TO DO ::
Render every line of the entries below as a JSON list of strings, one string per line, with blank lines left out. Omit the picture placeholders.

*** DATASET ROWS

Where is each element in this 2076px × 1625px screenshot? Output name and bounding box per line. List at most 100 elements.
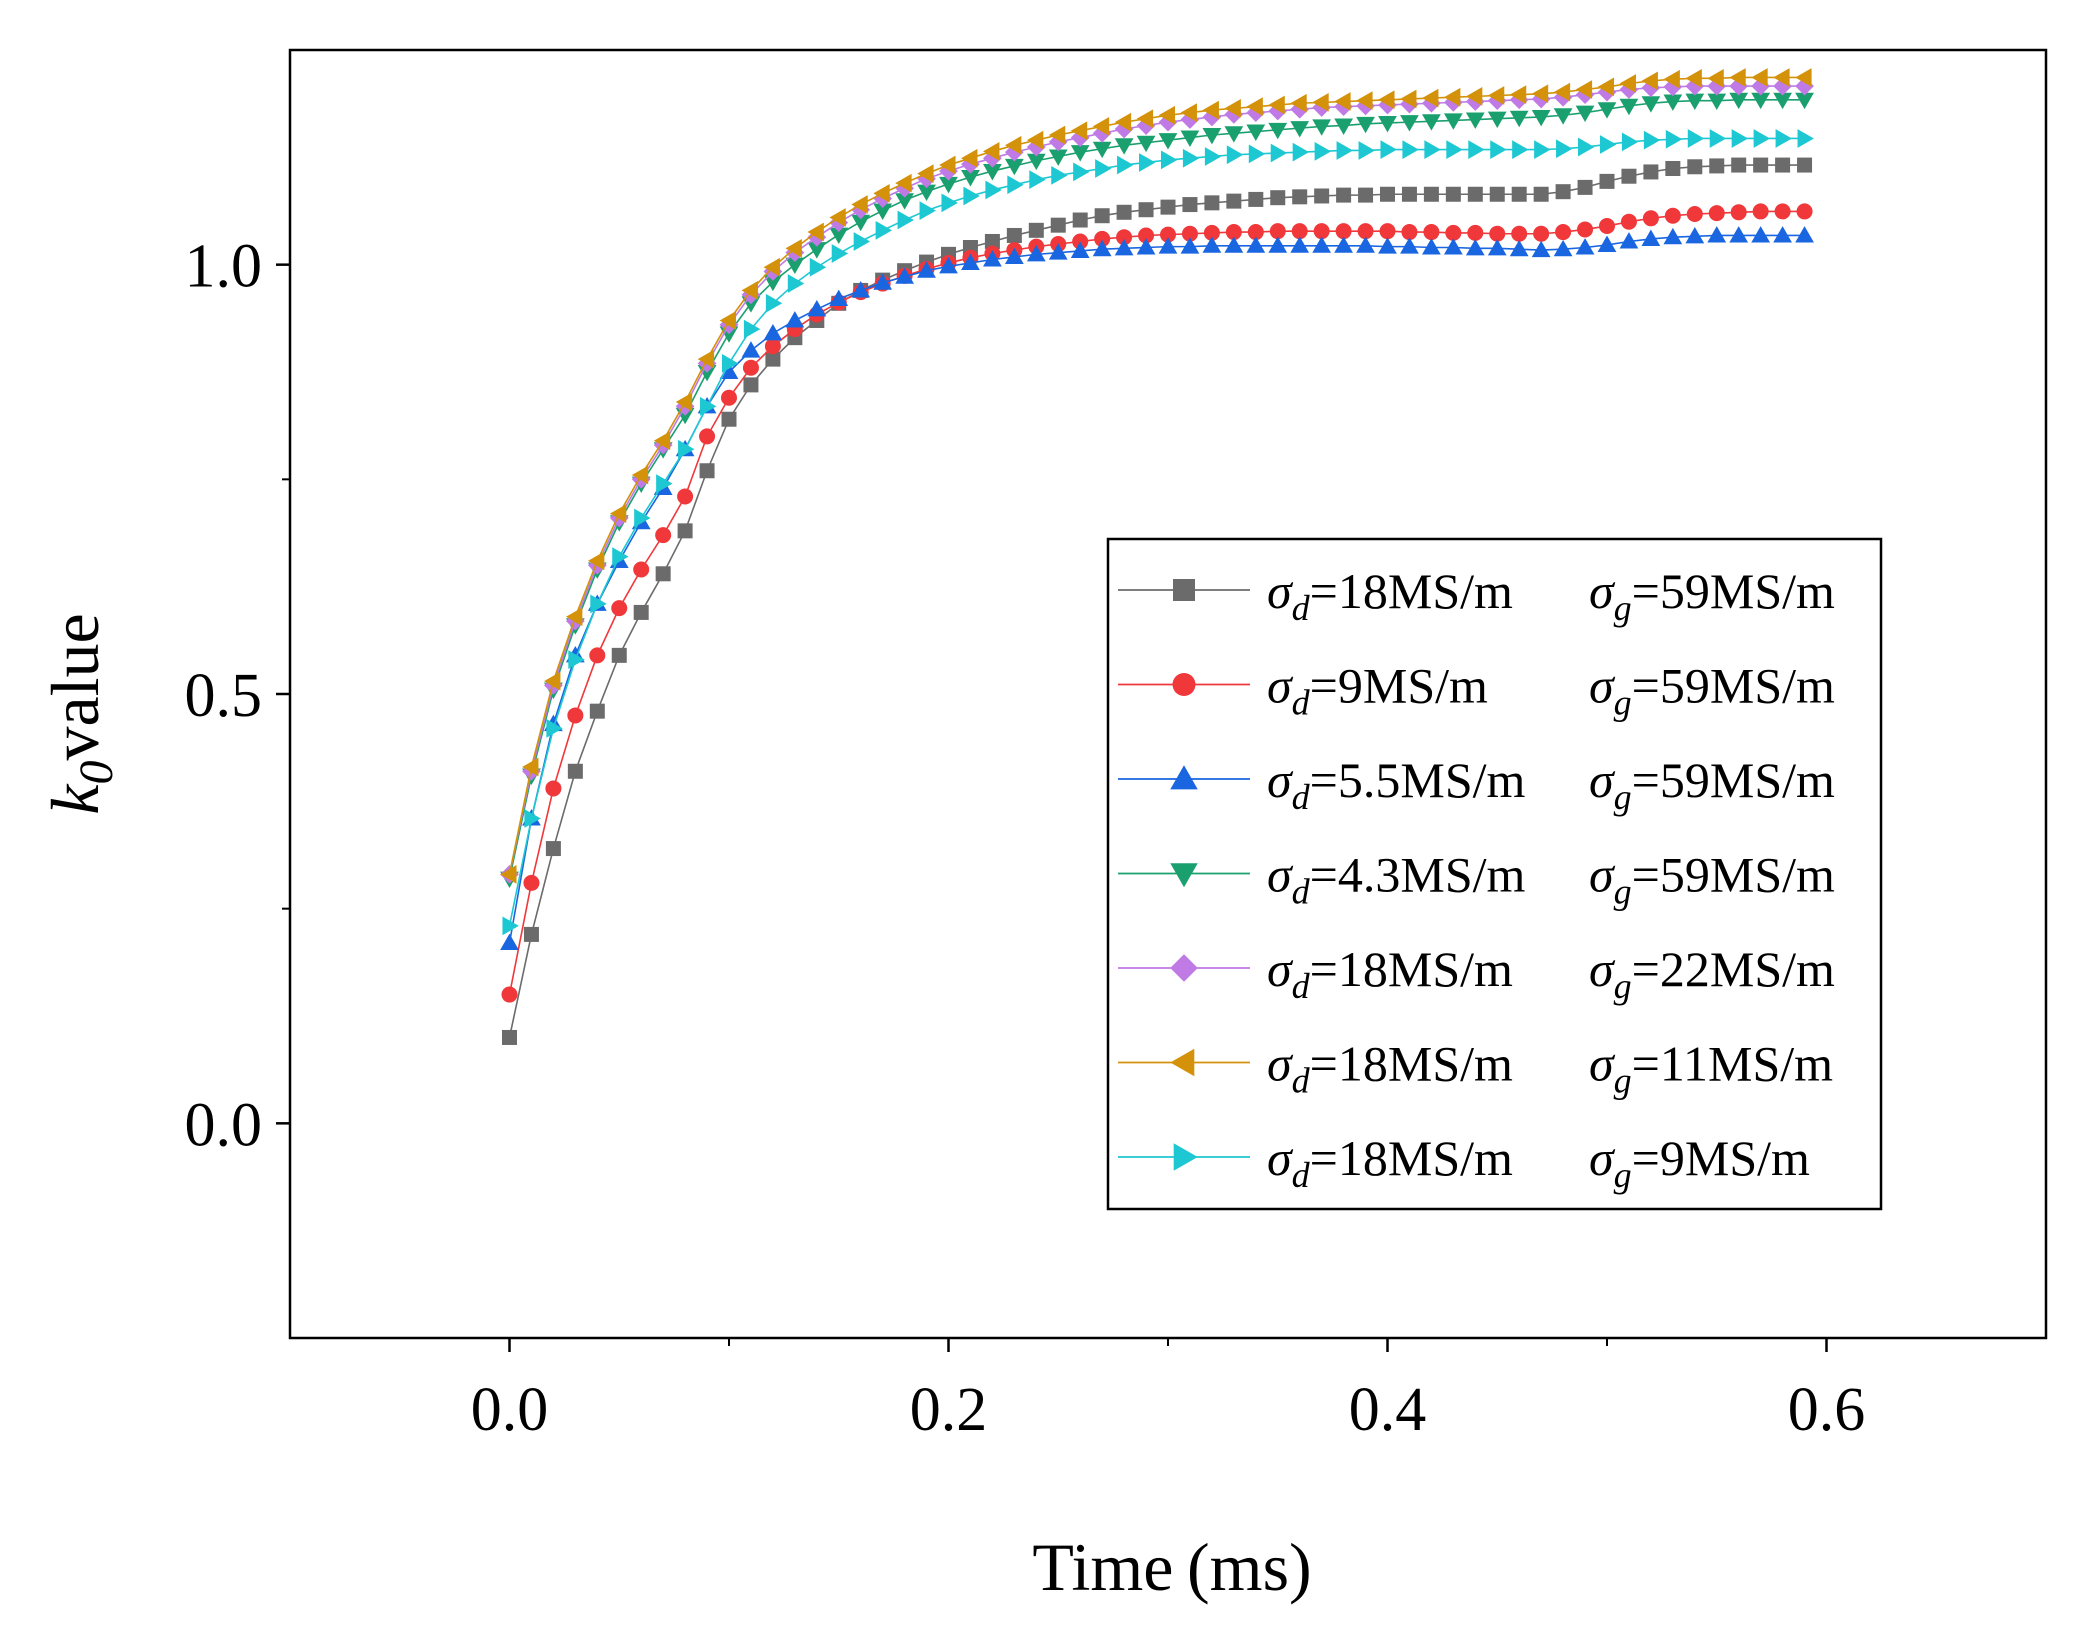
data-point [1356, 116, 1375, 134]
y-axis-title: k0value [37, 613, 123, 814]
data-point [1731, 129, 1749, 148]
data-point [1465, 238, 1485, 256]
data-point [1026, 244, 1046, 262]
data-point [1531, 84, 1549, 104]
data-point [1136, 109, 1154, 129]
legend-item-sd18_sg22: σd=18MS/m σg=22MS/m [1118, 941, 1835, 1006]
data-point [1553, 239, 1573, 257]
data-point [1773, 68, 1790, 87]
legend-label-g: σg=59MS/m [1589, 563, 1835, 628]
data-point [589, 647, 606, 664]
data-point [939, 155, 956, 175]
data-point [1423, 224, 1440, 241]
data-point [1312, 93, 1329, 112]
y-tick-label: 0.5 [185, 662, 263, 730]
data-point [1422, 238, 1441, 255]
legend-item-sd55_sg59: σd=5.5MS/m σg=59MS/m [1118, 752, 1835, 817]
data-point [1707, 226, 1727, 243]
data-point [655, 566, 671, 582]
data-point [1028, 222, 1044, 238]
data-point [917, 261, 936, 278]
data-point [785, 257, 805, 275]
data-point [919, 201, 936, 220]
data-point [1224, 99, 1241, 118]
data-point [1422, 114, 1441, 131]
data-point [1401, 186, 1417, 202]
data-point [1357, 223, 1374, 240]
data-point [741, 341, 761, 358]
data-point [612, 547, 629, 566]
data-point [1029, 170, 1046, 190]
data-point [699, 463, 715, 479]
data-point [1797, 157, 1813, 173]
data-point [1358, 187, 1374, 203]
data-point [568, 650, 585, 670]
data-point [1621, 132, 1639, 152]
data-point [1292, 142, 1310, 162]
legend-label-d: σd=18MS/m [1267, 1036, 1513, 1101]
data-point [1685, 226, 1705, 244]
data-point [545, 841, 561, 857]
data-point [851, 195, 868, 214]
data-point [1095, 159, 1112, 178]
data-point [1619, 74, 1636, 93]
data-point [1092, 117, 1110, 136]
data-point [1555, 184, 1571, 200]
data-point [655, 527, 672, 544]
data-point [1246, 236, 1266, 253]
data-point [1312, 119, 1332, 136]
data-point [873, 203, 893, 220]
data-point [1731, 157, 1747, 173]
data-point [853, 232, 871, 251]
data-point [1753, 129, 1771, 148]
data-point [1092, 141, 1112, 159]
data-point [1269, 223, 1286, 240]
data-point [1114, 112, 1132, 132]
data-point [1597, 235, 1617, 252]
data-point [611, 600, 628, 617]
data-point [809, 257, 827, 277]
data-point [873, 184, 890, 203]
y-tick-label: 0.0 [185, 1091, 263, 1159]
data-point [1445, 186, 1461, 202]
data-point [1334, 92, 1351, 111]
data-point [1114, 238, 1134, 256]
data-point [1026, 130, 1044, 150]
data-point [1641, 229, 1661, 246]
data-point [1268, 95, 1285, 115]
data-point [678, 439, 695, 459]
data-point [1775, 129, 1792, 148]
data-point [807, 242, 827, 259]
data-point [895, 267, 914, 284]
data-point [1509, 110, 1529, 128]
data-point [1709, 129, 1727, 148]
data-point [522, 757, 539, 777]
data-point [1795, 92, 1814, 110]
data-point [1314, 141, 1332, 161]
data-point [546, 718, 563, 738]
data-point [1511, 225, 1528, 242]
data-point [1336, 187, 1352, 203]
data-point [1051, 165, 1068, 185]
data-point [1048, 149, 1068, 166]
data-point [1465, 112, 1485, 129]
data-point [633, 604, 649, 620]
data-point [523, 874, 540, 891]
data-point [1620, 213, 1637, 230]
data-point [567, 763, 583, 779]
data-point [1555, 224, 1572, 241]
data-point [1336, 141, 1353, 160]
data-point [917, 184, 936, 202]
data-point [895, 173, 912, 193]
data-point [1796, 203, 1813, 220]
legend-label-d: σd=18MS/m [1267, 563, 1513, 628]
legend-label-d: σd=4.3MS/m [1267, 847, 1526, 912]
data-point [1487, 238, 1507, 256]
data-point [1070, 241, 1090, 258]
data-point [1004, 135, 1022, 155]
data-point [1114, 138, 1134, 155]
data-point [807, 299, 827, 317]
data-point [961, 148, 978, 168]
data-point [1663, 227, 1683, 245]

******

THE COMPLETED TASK ::
[
  "Where is each element in this 2076px × 1625px screenshot? Output name and bounding box per line. List at most 100 elements.",
  "data-point [1356, 116, 1375, 134]",
  "y-axis-title: k0value [37, 613, 123, 814]",
  "data-point [1731, 129, 1749, 148]",
  "data-point [1465, 238, 1485, 256]",
  "data-point [1026, 244, 1046, 262]",
  "data-point [1531, 84, 1549, 104]",
  "data-point [1136, 109, 1154, 129]",
  "legend-item-sd18_sg22: σd=18MS/m σg=22MS/m [1118, 941, 1835, 1006]",
  "data-point [1553, 239, 1573, 257]",
  "data-point [1773, 68, 1790, 87]",
  "legend-label-g: σg=59MS/m [1589, 563, 1835, 628]",
  "data-point [589, 647, 606, 664]",
  "data-point [939, 155, 956, 175]",
  "data-point [1423, 224, 1440, 241]",
  "data-point [1312, 93, 1329, 112]",
  "y-tick-label: 0.5 [185, 662, 263, 730]",
  "data-point [1422, 238, 1441, 255]",
  "legend-item-sd55_sg59: σd=5.5MS/m σg=59MS/m [1118, 752, 1835, 817]",
  "data-point [1707, 226, 1727, 243]",
  "data-point [655, 566, 671, 582]",
  "data-point [1028, 222, 1044, 238]",
  "data-point [917, 261, 936, 278]",
  "data-point [785, 257, 805, 275]",
  "data-point [919, 201, 936, 220]",
  "data-point [1224, 99, 1241, 118]",
  "data-point [1422, 114, 1441, 131]",
  "data-point [1401, 186, 1417, 202]",
  "data-point [1357, 223, 1374, 240]",
  "data-point [741, 341, 761, 358]",
  "data-point [612, 547, 629, 566]",
  "data-point [1029, 170, 1046, 190]",
  "data-point [699, 463, 715, 479]",
  "data-point [1797, 157, 1813, 173]",
  "data-point [1358, 187, 1374, 203]",
  "data-point [568, 650, 585, 670]",
  "data-point [1621, 132, 1639, 152]",
  "data-point [1292, 142, 1310, 162]",
  "legend-label-d: σd=18MS/m [1267, 1036, 1513, 1101]",
  "data-point [1685, 226, 1705, 244]",
  "data-point [545, 841, 561, 857]",
  "data-point [851, 195, 868, 214]",
  "data-point [1095, 159, 1112, 178]",
  "data-point [1619, 74, 1636, 93]",
  "data-point [1092, 117, 1110, 136]",
  "data-point [1555, 184, 1571, 200]",
  "data-point [655, 527, 672, 544]",
  "data-point [1246, 236, 1266, 253]",
  "data-point [1312, 119, 1332, 136]",
  "data-point [873, 203, 893, 220]",
  "data-point [1731, 157, 1747, 173]",
  "data-point [853, 232, 871, 251]",
  "data-point [1753, 129, 1771, 148]",
  "data-point [1092, 141, 1112, 159]",
  "data-point [1269, 223, 1286, 240]",
  "data-point [1114, 112, 1132, 132]",
  "data-point [1597, 235, 1617, 252]",
  "data-point [611, 600, 628, 617]",
  "data-point [809, 257, 827, 277]",
  "data-point [873, 184, 890, 203]",
  "y-tick-label: 0.0 [185, 1091, 263, 1159]",
  "data-point [1445, 186, 1461, 202]",
  "data-point [1334, 92, 1351, 111]",
  "data-point [1114, 238, 1134, 256]",
  "data-point [1026, 130, 1044, 150]",
  "data-point [1641, 229, 1661, 246]",
  "data-point [1268, 95, 1285, 115]",
  "data-point [678, 439, 695, 459]",
  "data-point [1775, 129, 1792, 148]",
  "data-point [807, 242, 827, 259]",
  "data-point [895, 267, 914, 284]",
  "data-point [1509, 110, 1529, 128]",
  "data-point [1709, 129, 1727, 148]",
  "data-point [522, 757, 539, 777]",
  "data-point [1795, 92, 1814, 110]",
  "data-point [1314, 141, 1332, 161]",
  "data-point [546, 718, 563, 738]",
  "data-point [1511, 225, 1528, 242]",
  "data-point [1336, 187, 1352, 203]",
  "data-point [1051, 165, 1068, 185]",
  "data-point [1048, 149, 1068, 166]",
  "data-point [1465, 112, 1485, 129]",
  "data-point [633, 604, 649, 620]",
  "data-point [523, 874, 540, 891]",
  "data-point [1620, 213, 1637, 230]",
  "data-point [567, 763, 583, 779]",
  "data-point [1555, 224, 1572, 241]",
  "data-point [1336, 141, 1353, 160]",
  "data-point [917, 184, 936, 202]",
  "data-point [895, 173, 912, 193]",
  "data-point [1796, 203, 1813, 220]",
  "legend-label-d: σd=18MS/m [1267, 563, 1513, 628]",
  "legend-label-d: σd=4.3MS/m [1267, 847, 1526, 912]",
  "data-point [1487, 238, 1507, 256]",
  "data-point [1070, 241, 1090, 258]",
  "data-point [1004, 135, 1022, 155]",
  "data-point [1114, 138, 1134, 155]",
  "data-point [807, 299, 827, 317]",
  "data-point [961, 148, 978, 168]",
  "data-point [1663, 227, 1683, 245]"
]